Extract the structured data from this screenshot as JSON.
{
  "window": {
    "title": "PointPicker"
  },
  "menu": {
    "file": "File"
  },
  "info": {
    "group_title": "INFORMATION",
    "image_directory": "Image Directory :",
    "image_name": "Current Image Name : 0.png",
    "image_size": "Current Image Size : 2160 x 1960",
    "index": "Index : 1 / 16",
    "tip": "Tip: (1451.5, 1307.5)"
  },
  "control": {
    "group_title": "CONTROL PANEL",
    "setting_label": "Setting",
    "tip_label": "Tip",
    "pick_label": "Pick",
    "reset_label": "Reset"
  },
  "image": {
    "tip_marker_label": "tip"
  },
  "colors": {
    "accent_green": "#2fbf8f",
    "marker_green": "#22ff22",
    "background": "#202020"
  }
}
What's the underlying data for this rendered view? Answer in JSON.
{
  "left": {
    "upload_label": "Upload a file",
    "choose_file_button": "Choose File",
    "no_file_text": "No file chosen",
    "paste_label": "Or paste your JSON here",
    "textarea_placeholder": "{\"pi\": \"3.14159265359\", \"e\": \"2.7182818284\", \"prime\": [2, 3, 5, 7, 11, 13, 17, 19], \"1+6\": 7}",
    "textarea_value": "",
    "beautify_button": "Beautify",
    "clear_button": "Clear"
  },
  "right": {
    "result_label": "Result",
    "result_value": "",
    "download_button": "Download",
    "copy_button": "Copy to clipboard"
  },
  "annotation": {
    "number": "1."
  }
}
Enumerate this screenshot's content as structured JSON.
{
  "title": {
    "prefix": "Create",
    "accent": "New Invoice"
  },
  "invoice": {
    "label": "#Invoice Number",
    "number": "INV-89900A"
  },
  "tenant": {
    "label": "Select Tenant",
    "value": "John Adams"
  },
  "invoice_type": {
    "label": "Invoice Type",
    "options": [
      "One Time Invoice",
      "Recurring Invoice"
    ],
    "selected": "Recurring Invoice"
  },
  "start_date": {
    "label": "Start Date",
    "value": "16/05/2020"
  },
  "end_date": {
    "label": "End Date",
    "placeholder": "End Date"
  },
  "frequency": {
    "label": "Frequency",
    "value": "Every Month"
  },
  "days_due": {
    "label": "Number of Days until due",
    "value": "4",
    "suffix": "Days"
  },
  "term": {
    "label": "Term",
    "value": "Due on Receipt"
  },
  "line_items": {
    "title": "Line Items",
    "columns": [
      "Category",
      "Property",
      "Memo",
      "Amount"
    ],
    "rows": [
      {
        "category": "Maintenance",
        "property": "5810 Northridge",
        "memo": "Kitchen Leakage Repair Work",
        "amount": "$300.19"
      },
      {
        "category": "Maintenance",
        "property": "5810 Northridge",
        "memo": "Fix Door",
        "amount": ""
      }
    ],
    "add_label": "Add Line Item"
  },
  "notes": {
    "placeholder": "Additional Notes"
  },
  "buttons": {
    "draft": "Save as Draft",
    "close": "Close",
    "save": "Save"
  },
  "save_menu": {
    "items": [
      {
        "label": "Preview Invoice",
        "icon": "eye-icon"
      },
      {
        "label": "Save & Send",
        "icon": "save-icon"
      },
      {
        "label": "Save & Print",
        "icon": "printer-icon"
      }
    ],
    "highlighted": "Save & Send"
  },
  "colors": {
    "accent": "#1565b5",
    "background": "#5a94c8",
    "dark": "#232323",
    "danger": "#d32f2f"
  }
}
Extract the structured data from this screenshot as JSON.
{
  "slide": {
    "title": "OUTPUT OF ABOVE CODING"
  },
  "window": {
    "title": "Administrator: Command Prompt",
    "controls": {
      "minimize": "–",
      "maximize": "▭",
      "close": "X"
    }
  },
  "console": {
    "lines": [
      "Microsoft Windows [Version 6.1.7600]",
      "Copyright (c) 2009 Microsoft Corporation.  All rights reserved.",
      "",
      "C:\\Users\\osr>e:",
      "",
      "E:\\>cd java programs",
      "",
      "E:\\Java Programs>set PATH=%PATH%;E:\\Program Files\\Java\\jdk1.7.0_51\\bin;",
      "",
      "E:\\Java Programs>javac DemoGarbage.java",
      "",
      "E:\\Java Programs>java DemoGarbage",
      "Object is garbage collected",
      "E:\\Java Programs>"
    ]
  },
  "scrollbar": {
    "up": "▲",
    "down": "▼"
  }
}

________________

__Stated task__:
Repeat each of the entries above precisely as given.

__Exercise solution__:
Extract the structured data from this screenshot as JSON.
{
  "window": {
    "title": "PointPicker"
  },
  "menu": {
    "file": "File"
  },
  "info": {
    "group_title": "INFORMATION",
    "image_directory": "Image Directory :",
    "image_name": "Current Image Name : 0.png",
    "image_size": "Current Image Size : 2160 x 1960",
    "index": "Index : 1 / 16",
    "tip": "Tip: (1451.5, 1307.5)"
  },
  "control": {
    "group_title": "CONTROL PANEL",
    "setting_label": "Setting",
    "tip_label": "Tip",
    "pick_label": "Pick",
    "reset_label": "Reset"
  },
  "image": {
    "tip_marker_label": "tip"
  },
  "colors": {
    "accent_green": "#2fbf8f",
    "marker_green": "#22ff22",
    "background": "#202020"
  }
}
What's the underlying data for this rendered view? Answer in JSON.
{
  "left": {
    "upload_label": "Upload a file",
    "choose_file_button": "Choose File",
    "no_file_text": "No file chosen",
    "paste_label": "Or paste your JSON here",
    "textarea_placeholder": "{\"pi\": \"3.14159265359\", \"e\": \"2.7182818284\", \"prime\": [2, 3, 5, 7, 11, 13, 17, 19], \"1+6\": 7}",
    "textarea_value": "",
    "beautify_button": "Beautify",
    "clear_button": "Clear"
  },
  "right": {
    "result_label": "Result",
    "result_value": "",
    "download_button": "Download",
    "copy_button": "Copy to clipboard"
  },
  "annotation": {
    "number": "1."
  }
}
Enumerate this screenshot's content as structured JSON.
{
  "title": {
    "prefix": "Create",
    "accent": "New Invoice"
  },
  "invoice": {
    "label": "#Invoice Number",
    "number": "INV-89900A"
  },
  "tenant": {
    "label": "Select Tenant",
    "value": "John Adams"
  },
  "invoice_type": {
    "label": "Invoice Type",
    "options": [
      "One Time Invoice",
      "Recurring Invoice"
    ],
    "selected": "Recurring Invoice"
  },
  "start_date": {
    "label": "Start Date",
    "value": "16/05/2020"
  },
  "end_date": {
    "label": "End Date",
    "placeholder": "End Date"
  },
  "frequency": {
    "label": "Frequency",
    "value": "Every Month"
  },
  "days_due": {
    "label": "Number of Days until due",
    "value": "4",
    "suffix": "Days"
  },
  "term": {
    "label": "Term",
    "value": "Due on Receipt"
  },
  "line_items": {
    "title": "Line Items",
    "columns": [
      "Category",
      "Property",
      "Memo",
      "Amount"
    ],
    "rows": [
      {
        "category": "Maintenance",
        "property": "5810 Northridge",
        "memo": "Kitchen Leakage Repair Work",
        "amount": "$300.19"
      },
      {
        "category": "Maintenance",
        "property": "5810 Northridge",
        "memo": "Fix Door",
        "amount": ""
      }
    ],
    "add_label": "Add Line Item"
  },
  "notes": {
    "placeholder": "Additional Notes"
  },
  "buttons": {
    "draft": "Save as Draft",
    "close": "Close",
    "save": "Save"
  },
  "save_menu": {
    "items": [
      {
        "label": "Preview Invoice",
        "icon": "eye-icon"
      },
      {
        "label": "Save & Send",
        "icon": "save-icon"
      },
      {
        "label": "Save & Print",
        "icon": "printer-icon"
      }
    ],
    "highlighted": "Save & Send"
  },
  "colors": {
    "accent": "#1565b5",
    "background": "#5a94c8",
    "dark": "#232323",
    "danger": "#d32f2f"
  }
}
Extract the structured data from this screenshot as JSON.
{
  "slide": {
    "title": "OUTPUT OF ABOVE CODING"
  },
  "window": {
    "title": "Administrator: Command Prompt",
    "controls": {
      "minimize": "–",
      "maximize": "▭",
      "close": "X"
    }
  },
  "console": {
    "lines": [
      "Microsoft Windows [Version 6.1.7600]",
      "Copyright (c) 2009 Microsoft Corporation.  All rights reserved.",
      "",
      "C:\\Users\\osr>e:",
      "",
      "E:\\>cd java programs",
      "",
      "E:\\Java Programs>set PATH=%PATH%;E:\\Program Files\\Java\\jdk1.7.0_51\\bin;",
      "",
      "E:\\Java Programs>javac DemoGarbage.java",
      "",
      "E:\\Java Programs>java DemoGarbage",
      "Object is garbage collected",
      "E:\\Java Programs>"
    ]
  },
  "scrollbar": {
    "up": "▲",
    "down": "▼"
  }
}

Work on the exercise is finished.